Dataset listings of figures
>> Begin

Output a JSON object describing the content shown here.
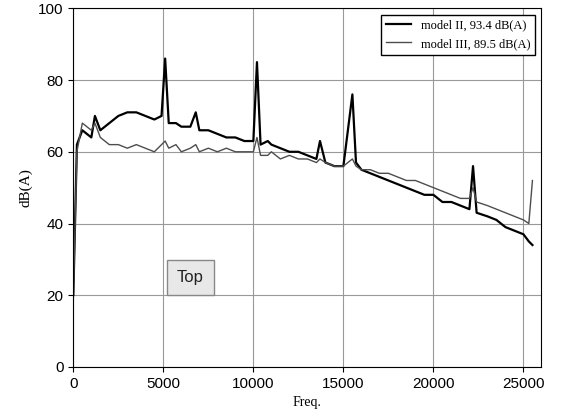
{
  "chart_data": {
    "type": "line",
    "x_label": "Freq.",
    "y_label": "dB(A)",
    "annotations": [
      "Top"
    ],
    "x": [
      0,
      200,
      500,
      1000,
      1200,
      1500,
      2000,
      2500,
      3000,
      3500,
      4000,
      4500,
      4900,
      5100,
      5300,
      5700,
      6000,
      6500,
      6800,
      7000,
      7500,
      8000,
      8500,
      9000,
      9500,
      10000,
      10200,
      10400,
      10800,
      11000,
      11500,
      12000,
      12500,
      13000,
      13500,
      13700,
      14000,
      14500,
      15000,
      15500,
      15700,
      16000,
      16500,
      17000,
      17500,
      18000,
      18500,
      19000,
      19500,
      20000,
      20500,
      21000,
      21500,
      22000,
      22200,
      22400,
      23000,
      23500,
      24000,
      24500,
      25000,
      25300,
      25500
    ],
    "series": [
      {
        "name": "model II, 93.4 dB(A)",
        "color": "#000000",
        "values": [
          20,
          62,
          66,
          64,
          70,
          66,
          68,
          70,
          71,
          71,
          70,
          69,
          70,
          86,
          68,
          68,
          67,
          67,
          71,
          66,
          66,
          65,
          64,
          64,
          63,
          63,
          85,
          62,
          63,
          62,
          61,
          60,
          60,
          59,
          58,
          63,
          57,
          56,
          56,
          76,
          57,
          55,
          54,
          53,
          52,
          51,
          50,
          49,
          48,
          48,
          46,
          46,
          45,
          44,
          56,
          43,
          42,
          41,
          39,
          38,
          37,
          35,
          34
        ]
      },
      {
        "name": "model III, 89.5 dB(A)",
        "color": "#4d4d4d",
        "values": [
          20,
          60,
          68,
          66,
          68,
          64,
          62,
          62,
          61,
          62,
          61,
          60,
          62,
          63,
          61,
          62,
          60,
          61,
          62,
          60,
          61,
          60,
          61,
          60,
          60,
          60,
          64,
          59,
          59,
          60,
          58,
          59,
          58,
          58,
          57,
          58,
          57,
          56,
          56,
          58,
          56,
          55,
          55,
          54,
          54,
          53,
          52,
          52,
          51,
          50,
          49,
          48,
          47,
          47,
          50,
          46,
          45,
          44,
          43,
          42,
          41,
          40,
          52
        ]
      }
    ],
    "xlim": [
      0,
      26000
    ],
    "xticks": [
      0,
      5000,
      10000,
      15000,
      20000,
      25000
    ],
    "ylim": [
      0,
      100
    ],
    "yticks": [
      0,
      20,
      40,
      60,
      80,
      100
    ],
    "grid": true,
    "legend": "upper right"
  }
}
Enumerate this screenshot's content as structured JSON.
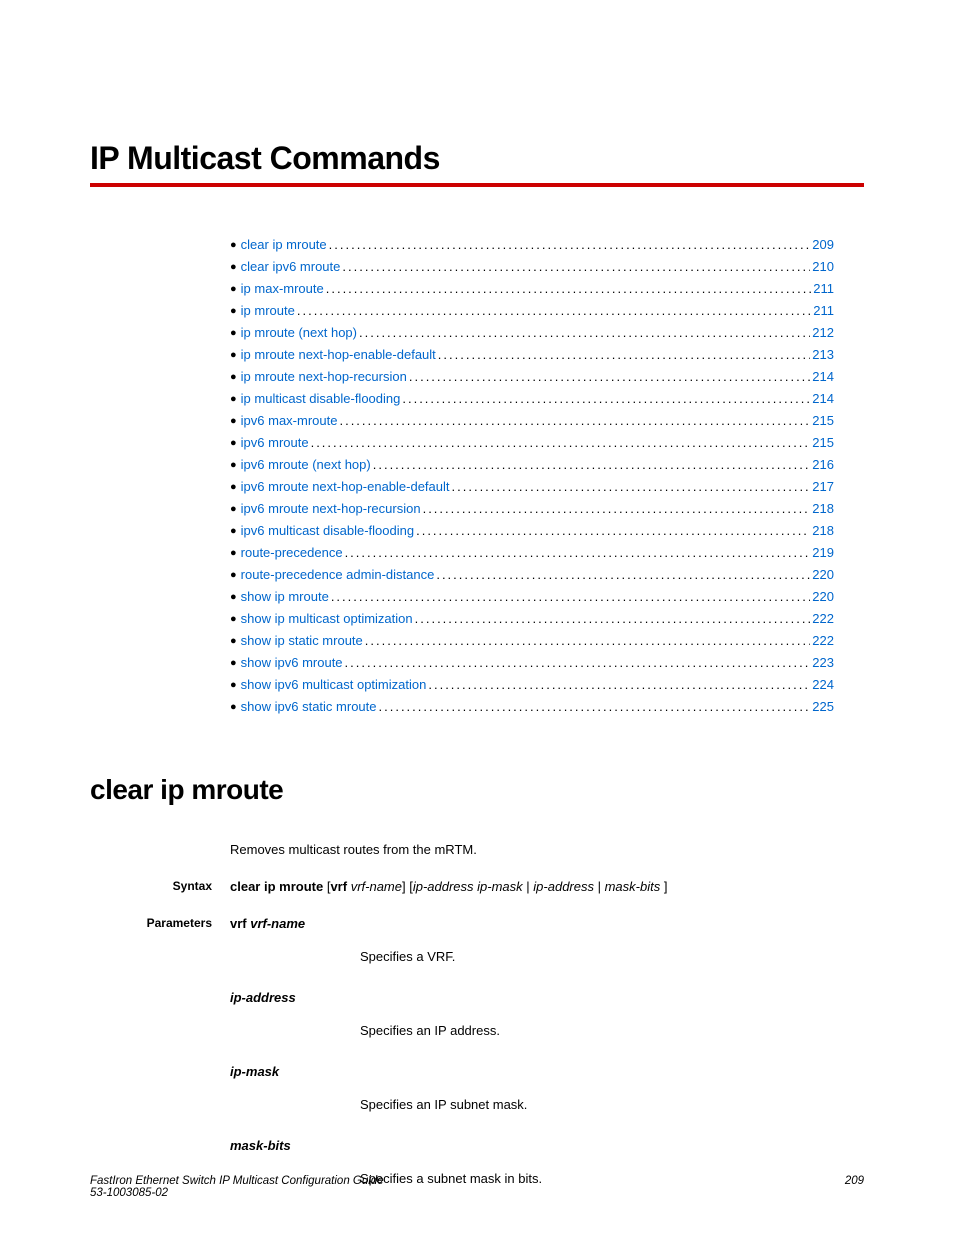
{
  "chapter_title": "IP Multicast Commands",
  "toc": [
    {
      "label": "clear ip mroute",
      "page": "209"
    },
    {
      "label": "clear ipv6 mroute",
      "page": "210"
    },
    {
      "label": "ip max-mroute",
      "page": "211"
    },
    {
      "label": "ip mroute",
      "page": "211"
    },
    {
      "label": "ip mroute (next hop)",
      "page": "212"
    },
    {
      "label": "ip mroute next-hop-enable-default",
      "page": "213"
    },
    {
      "label": "ip mroute next-hop-recursion",
      "page": "214"
    },
    {
      "label": "ip multicast disable-flooding",
      "page": "214"
    },
    {
      "label": "ipv6 max-mroute",
      "page": "215"
    },
    {
      "label": "ipv6 mroute",
      "page": "215"
    },
    {
      "label": "ipv6 mroute (next hop)",
      "page": "216"
    },
    {
      "label": "ipv6 mroute next-hop-enable-default",
      "page": "217"
    },
    {
      "label": "ipv6 mroute next-hop-recursion",
      "page": "218"
    },
    {
      "label": "ipv6 multicast disable-flooding",
      "page": "218"
    },
    {
      "label": "route-precedence",
      "page": "219"
    },
    {
      "label": "route-precedence admin-distance",
      "page": "220"
    },
    {
      "label": "show ip mroute",
      "page": "220"
    },
    {
      "label": "show ip multicast optimization ",
      "page": "222"
    },
    {
      "label": "show ip static mroute",
      "page": "222"
    },
    {
      "label": "show ipv6 mroute",
      "page": "223"
    },
    {
      "label": "show ipv6 multicast optimization ",
      "page": "224"
    },
    {
      "label": "show ipv6 static mroute",
      "page": "225"
    }
  ],
  "section_title": "clear ip mroute",
  "description": "Removes multicast routes from the mRTM.",
  "labels": {
    "syntax": "Syntax",
    "parameters": "Parameters"
  },
  "syntax": {
    "cmd": "clear ip mroute",
    "open1": " [",
    "kw_vrf": "vrf",
    "sp1": " ",
    "vrf_name": "vrf-name",
    "close1": "] [",
    "ip_address": "ip-address",
    "sp2": " ",
    "ip_mask": "ip-mask",
    "pipe1": " | ",
    "ip_address2": "ip-address",
    "pipe2": " | ",
    "mask_bits": "mask-bits",
    "close2": " ]"
  },
  "params": [
    {
      "name_bold": "vrf ",
      "name_italic": "vrf-name",
      "desc": "Specifies a VRF."
    },
    {
      "name_bold": "",
      "name_italic": "ip-address",
      "desc": "Specifies an IP address."
    },
    {
      "name_bold": "",
      "name_italic": "ip-mask",
      "desc": "Specifies an IP subnet mask."
    },
    {
      "name_bold": "",
      "name_italic": "mask-bits",
      "desc": "Specifies a subnet mask in bits."
    }
  ],
  "footer": {
    "title": "FastIron Ethernet Switch IP Multicast Configuration Guide",
    "doc": "53-1003085-02",
    "page": "209"
  },
  "colors": {
    "rule": "#cc0000",
    "link": "#0066cc",
    "text": "#000000",
    "bg": "#ffffff"
  }
}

>> End

Work out how many lines of the data above contain the string "content" and give the number alone.

2